Lines that hold the word "title" should be located and copied.

Excerpts from a figure dataset:
□ □ □
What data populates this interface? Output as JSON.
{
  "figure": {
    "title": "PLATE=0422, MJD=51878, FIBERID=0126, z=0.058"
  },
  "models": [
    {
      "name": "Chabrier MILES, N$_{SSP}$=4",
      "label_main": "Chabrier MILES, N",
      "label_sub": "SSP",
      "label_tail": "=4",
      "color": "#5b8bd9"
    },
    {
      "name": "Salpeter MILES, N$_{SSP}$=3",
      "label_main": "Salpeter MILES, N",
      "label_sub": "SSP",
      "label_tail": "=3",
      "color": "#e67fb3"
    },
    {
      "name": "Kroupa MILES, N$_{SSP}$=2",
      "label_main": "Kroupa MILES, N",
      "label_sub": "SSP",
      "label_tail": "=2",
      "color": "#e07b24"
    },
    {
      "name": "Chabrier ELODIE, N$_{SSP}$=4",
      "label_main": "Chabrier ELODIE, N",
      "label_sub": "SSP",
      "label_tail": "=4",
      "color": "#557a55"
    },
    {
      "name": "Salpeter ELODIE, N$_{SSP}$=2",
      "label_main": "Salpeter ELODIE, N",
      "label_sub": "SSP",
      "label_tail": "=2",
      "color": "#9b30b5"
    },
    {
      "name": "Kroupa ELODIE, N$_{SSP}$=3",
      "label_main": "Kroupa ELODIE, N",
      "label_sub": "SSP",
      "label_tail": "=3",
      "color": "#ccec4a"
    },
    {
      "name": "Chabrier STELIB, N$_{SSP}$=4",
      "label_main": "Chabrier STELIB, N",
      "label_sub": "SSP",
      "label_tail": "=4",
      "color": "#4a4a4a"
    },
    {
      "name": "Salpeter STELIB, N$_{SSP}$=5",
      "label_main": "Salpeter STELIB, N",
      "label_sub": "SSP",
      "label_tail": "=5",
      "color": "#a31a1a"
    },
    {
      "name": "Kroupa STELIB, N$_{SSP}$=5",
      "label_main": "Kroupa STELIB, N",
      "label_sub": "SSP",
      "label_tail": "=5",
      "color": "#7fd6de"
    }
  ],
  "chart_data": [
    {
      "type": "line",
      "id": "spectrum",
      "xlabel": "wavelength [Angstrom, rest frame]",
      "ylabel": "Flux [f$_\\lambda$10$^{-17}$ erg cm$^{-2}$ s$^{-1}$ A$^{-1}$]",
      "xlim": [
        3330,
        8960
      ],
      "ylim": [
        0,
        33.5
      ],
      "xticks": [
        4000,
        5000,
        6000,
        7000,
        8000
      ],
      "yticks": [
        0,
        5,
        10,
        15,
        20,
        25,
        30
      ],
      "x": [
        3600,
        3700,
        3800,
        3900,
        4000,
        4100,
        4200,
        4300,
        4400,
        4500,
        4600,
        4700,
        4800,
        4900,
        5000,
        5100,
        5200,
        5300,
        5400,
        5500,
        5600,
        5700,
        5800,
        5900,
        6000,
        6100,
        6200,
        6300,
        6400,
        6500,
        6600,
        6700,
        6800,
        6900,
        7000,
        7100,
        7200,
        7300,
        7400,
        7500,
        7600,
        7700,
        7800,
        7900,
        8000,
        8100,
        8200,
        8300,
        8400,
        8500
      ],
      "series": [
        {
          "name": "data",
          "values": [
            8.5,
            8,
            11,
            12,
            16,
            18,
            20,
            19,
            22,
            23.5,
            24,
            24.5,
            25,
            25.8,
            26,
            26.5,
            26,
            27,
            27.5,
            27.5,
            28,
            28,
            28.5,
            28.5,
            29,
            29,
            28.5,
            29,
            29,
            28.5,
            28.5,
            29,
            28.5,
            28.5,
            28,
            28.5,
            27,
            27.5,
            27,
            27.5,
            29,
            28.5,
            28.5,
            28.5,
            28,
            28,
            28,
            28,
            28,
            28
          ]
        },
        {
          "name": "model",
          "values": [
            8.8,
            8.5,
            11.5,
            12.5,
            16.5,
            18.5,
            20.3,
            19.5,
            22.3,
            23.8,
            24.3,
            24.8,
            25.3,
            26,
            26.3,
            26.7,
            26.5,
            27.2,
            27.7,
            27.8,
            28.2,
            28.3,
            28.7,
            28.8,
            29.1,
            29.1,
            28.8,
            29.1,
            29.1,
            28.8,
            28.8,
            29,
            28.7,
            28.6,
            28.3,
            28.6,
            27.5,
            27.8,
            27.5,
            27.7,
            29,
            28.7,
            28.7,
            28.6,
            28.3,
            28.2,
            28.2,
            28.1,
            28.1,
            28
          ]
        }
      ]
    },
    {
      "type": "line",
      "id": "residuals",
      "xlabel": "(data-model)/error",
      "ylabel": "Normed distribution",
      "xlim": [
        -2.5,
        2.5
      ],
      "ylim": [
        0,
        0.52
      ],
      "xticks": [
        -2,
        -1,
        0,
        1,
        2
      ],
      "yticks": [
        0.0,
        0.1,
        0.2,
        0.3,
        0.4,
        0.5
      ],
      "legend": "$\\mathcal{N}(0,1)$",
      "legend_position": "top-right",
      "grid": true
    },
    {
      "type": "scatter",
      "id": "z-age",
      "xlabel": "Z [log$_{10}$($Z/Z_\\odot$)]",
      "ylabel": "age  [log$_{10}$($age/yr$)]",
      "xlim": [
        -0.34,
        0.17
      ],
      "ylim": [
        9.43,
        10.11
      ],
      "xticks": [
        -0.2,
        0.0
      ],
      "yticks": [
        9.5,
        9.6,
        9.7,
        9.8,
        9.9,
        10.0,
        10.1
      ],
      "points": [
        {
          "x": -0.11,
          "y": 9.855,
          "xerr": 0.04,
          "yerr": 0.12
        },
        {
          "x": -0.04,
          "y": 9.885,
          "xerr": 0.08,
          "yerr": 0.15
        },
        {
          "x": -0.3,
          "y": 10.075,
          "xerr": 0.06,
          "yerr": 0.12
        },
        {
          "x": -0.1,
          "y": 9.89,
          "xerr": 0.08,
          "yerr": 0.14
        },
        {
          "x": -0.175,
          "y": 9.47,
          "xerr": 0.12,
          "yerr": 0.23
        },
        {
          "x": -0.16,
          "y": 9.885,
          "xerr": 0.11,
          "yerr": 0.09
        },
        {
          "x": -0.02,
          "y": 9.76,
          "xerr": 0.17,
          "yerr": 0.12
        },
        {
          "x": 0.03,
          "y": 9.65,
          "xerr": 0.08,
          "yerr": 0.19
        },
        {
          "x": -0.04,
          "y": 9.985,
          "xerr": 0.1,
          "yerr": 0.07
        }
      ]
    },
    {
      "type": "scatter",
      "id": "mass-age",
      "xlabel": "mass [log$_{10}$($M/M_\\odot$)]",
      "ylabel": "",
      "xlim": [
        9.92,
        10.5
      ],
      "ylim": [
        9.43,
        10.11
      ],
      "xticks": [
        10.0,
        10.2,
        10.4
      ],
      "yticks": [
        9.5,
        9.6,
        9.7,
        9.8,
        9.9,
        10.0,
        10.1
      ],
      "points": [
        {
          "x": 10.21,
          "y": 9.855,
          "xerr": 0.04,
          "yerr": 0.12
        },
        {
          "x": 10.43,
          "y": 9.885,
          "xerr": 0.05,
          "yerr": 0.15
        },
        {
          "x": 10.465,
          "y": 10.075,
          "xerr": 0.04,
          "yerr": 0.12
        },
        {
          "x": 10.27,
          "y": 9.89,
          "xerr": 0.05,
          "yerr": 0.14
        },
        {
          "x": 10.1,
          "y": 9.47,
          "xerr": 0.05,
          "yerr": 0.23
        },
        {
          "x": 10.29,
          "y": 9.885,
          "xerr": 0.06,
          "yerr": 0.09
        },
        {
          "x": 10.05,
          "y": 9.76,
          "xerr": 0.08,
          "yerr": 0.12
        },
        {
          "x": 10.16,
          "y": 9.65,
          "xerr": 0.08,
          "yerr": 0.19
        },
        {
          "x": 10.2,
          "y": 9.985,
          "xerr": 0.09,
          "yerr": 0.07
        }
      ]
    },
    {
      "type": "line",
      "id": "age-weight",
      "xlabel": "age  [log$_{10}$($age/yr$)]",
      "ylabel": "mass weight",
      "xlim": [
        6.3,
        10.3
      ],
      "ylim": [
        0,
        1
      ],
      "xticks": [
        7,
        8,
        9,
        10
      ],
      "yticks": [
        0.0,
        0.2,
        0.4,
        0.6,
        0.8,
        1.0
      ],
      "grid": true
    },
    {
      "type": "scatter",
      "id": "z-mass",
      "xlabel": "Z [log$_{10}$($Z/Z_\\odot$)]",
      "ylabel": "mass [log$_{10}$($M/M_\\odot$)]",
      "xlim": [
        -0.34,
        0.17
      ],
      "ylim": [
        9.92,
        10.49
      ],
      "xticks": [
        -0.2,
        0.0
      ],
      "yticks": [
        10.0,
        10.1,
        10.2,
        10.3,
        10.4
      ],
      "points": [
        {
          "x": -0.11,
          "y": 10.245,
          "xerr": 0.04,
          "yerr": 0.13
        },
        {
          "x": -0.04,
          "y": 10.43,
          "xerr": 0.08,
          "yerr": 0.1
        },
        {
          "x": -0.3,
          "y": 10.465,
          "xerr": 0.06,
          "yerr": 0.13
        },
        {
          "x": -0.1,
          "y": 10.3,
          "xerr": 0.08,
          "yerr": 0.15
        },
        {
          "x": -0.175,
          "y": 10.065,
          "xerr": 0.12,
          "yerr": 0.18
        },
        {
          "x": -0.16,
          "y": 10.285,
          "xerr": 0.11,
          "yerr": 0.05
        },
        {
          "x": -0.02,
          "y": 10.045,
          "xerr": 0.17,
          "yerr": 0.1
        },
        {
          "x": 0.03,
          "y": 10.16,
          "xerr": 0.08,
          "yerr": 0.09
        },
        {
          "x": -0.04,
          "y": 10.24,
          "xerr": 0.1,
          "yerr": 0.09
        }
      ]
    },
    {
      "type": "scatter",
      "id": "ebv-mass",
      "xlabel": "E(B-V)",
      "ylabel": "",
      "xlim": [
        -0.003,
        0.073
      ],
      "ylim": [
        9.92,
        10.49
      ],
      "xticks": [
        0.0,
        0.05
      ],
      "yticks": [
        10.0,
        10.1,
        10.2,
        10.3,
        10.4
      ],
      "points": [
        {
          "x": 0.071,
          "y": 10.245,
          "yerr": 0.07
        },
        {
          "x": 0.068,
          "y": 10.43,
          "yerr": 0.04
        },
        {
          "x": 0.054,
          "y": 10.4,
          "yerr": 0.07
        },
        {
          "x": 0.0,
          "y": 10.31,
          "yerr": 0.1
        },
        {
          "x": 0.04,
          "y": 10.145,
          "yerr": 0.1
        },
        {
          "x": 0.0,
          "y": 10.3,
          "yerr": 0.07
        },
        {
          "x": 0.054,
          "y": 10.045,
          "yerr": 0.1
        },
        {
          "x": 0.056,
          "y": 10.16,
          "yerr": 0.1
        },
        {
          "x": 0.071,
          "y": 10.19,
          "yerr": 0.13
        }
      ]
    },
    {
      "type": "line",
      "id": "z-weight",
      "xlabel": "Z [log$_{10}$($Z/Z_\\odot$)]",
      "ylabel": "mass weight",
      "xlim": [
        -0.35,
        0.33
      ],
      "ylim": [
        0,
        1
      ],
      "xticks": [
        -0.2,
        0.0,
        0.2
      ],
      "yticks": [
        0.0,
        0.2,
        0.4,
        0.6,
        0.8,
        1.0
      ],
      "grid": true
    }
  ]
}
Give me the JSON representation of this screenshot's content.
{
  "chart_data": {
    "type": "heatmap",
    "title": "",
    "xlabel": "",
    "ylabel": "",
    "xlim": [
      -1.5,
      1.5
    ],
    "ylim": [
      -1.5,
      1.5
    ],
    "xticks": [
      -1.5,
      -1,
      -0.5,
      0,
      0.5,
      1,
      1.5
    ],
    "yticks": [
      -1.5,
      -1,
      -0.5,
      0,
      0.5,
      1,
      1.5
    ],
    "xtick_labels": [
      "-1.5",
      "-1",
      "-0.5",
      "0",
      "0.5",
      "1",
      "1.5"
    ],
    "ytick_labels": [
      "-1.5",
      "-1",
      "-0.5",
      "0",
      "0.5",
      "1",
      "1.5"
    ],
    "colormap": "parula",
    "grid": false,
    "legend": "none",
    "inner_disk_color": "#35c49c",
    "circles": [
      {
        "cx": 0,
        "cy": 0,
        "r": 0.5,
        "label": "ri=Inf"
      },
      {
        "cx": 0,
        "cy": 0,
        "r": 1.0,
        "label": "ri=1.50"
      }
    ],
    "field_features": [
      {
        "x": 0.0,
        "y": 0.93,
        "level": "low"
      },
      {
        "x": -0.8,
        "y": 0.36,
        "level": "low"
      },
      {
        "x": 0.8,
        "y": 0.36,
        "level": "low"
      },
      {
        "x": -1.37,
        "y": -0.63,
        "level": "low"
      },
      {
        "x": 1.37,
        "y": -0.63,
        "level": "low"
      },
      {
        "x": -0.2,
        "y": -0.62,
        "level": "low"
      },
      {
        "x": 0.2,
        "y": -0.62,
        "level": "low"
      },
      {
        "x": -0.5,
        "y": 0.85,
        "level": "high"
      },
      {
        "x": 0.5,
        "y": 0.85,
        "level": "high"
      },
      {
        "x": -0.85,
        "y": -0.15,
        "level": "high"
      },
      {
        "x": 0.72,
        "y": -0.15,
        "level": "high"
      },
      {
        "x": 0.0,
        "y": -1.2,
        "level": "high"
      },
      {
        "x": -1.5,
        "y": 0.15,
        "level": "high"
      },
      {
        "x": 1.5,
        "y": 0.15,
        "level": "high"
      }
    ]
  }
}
□ □ □
TASK RESULT:
    "title": "PLATE=0422, MJD=51878, FIBERID=0126, z=0.058"
    "title": "",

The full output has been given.